* _Set task_: Every entry that follows should be repeated exactly; drop the images.

[Dataset records]
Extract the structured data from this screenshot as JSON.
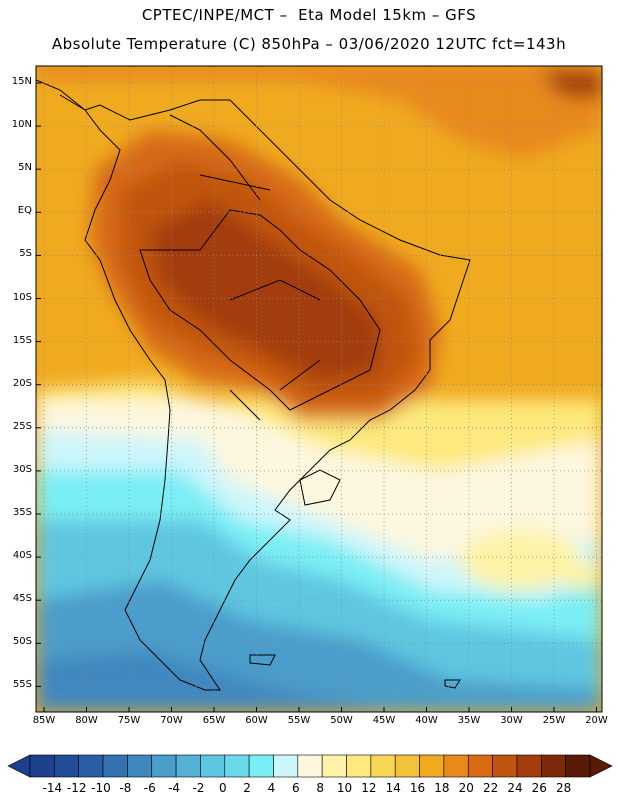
{
  "header": {
    "line1": "CPTEC/INPE/MCT –  Eta Model 15km – GFS",
    "line2": "Absolute Temperature (C) 850hPa – 03/06/2020 12UTC fct=143h"
  },
  "map": {
    "lat_labels": [
      "15N",
      "10N",
      "5N",
      "EQ",
      "5S",
      "10S",
      "15S",
      "20S",
      "25S",
      "30S",
      "35S",
      "40S",
      "45S",
      "50S",
      "55S"
    ],
    "lon_labels": [
      "85W",
      "80W",
      "75W",
      "70W",
      "65W",
      "60W",
      "55W",
      "50W",
      "45W",
      "40W",
      "35W",
      "30W",
      "25W",
      "20W"
    ]
  },
  "colorbar": {
    "labels": [
      "-14",
      "-12",
      "-10",
      "-8",
      "-6",
      "-4",
      "-2",
      "0",
      "2",
      "4",
      "6",
      "8",
      "10",
      "12",
      "14",
      "16",
      "18",
      "20",
      "22",
      "24",
      "26",
      "28"
    ],
    "colors": [
      "#1d3f8c",
      "#214c98",
      "#2a5fa6",
      "#3472b2",
      "#3f88bf",
      "#4b9dcb",
      "#55b1d6",
      "#5ec6e0",
      "#6ad9ea",
      "#7aeef5",
      "#cdf6fb",
      "#fdf7df",
      "#fdf3a6",
      "#fde97d",
      "#f8d656",
      "#f4c23a",
      "#f0aa20",
      "#e8891a",
      "#d76a12",
      "#c1540f",
      "#a33e0c",
      "#7d2a0a",
      "#5a1a08"
    ]
  }
}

* _The reply_:
Extract the structured data from this screenshot as JSON.
{
  "header": {
    "line1": "CPTEC/INPE/MCT –  Eta Model 15km – GFS",
    "line2": "Absolute Temperature (C) 850hPa – 03/06/2020 12UTC fct=143h"
  },
  "map": {
    "lat_labels": [
      "15N",
      "10N",
      "5N",
      "EQ",
      "5S",
      "10S",
      "15S",
      "20S",
      "25S",
      "30S",
      "35S",
      "40S",
      "45S",
      "50S",
      "55S"
    ],
    "lon_labels": [
      "85W",
      "80W",
      "75W",
      "70W",
      "65W",
      "60W",
      "55W",
      "50W",
      "45W",
      "40W",
      "35W",
      "30W",
      "25W",
      "20W"
    ]
  },
  "colorbar": {
    "labels": [
      "-14",
      "-12",
      "-10",
      "-8",
      "-6",
      "-4",
      "-2",
      "0",
      "2",
      "4",
      "6",
      "8",
      "10",
      "12",
      "14",
      "16",
      "18",
      "20",
      "22",
      "24",
      "26",
      "28"
    ],
    "colors": [
      "#1d3f8c",
      "#214c98",
      "#2a5fa6",
      "#3472b2",
      "#3f88bf",
      "#4b9dcb",
      "#55b1d6",
      "#5ec6e0",
      "#6ad9ea",
      "#7aeef5",
      "#cdf6fb",
      "#fdf7df",
      "#fdf3a6",
      "#fde97d",
      "#f8d656",
      "#f4c23a",
      "#f0aa20",
      "#e8891a",
      "#d76a12",
      "#c1540f",
      "#a33e0c",
      "#7d2a0a",
      "#5a1a08"
    ]
  }
}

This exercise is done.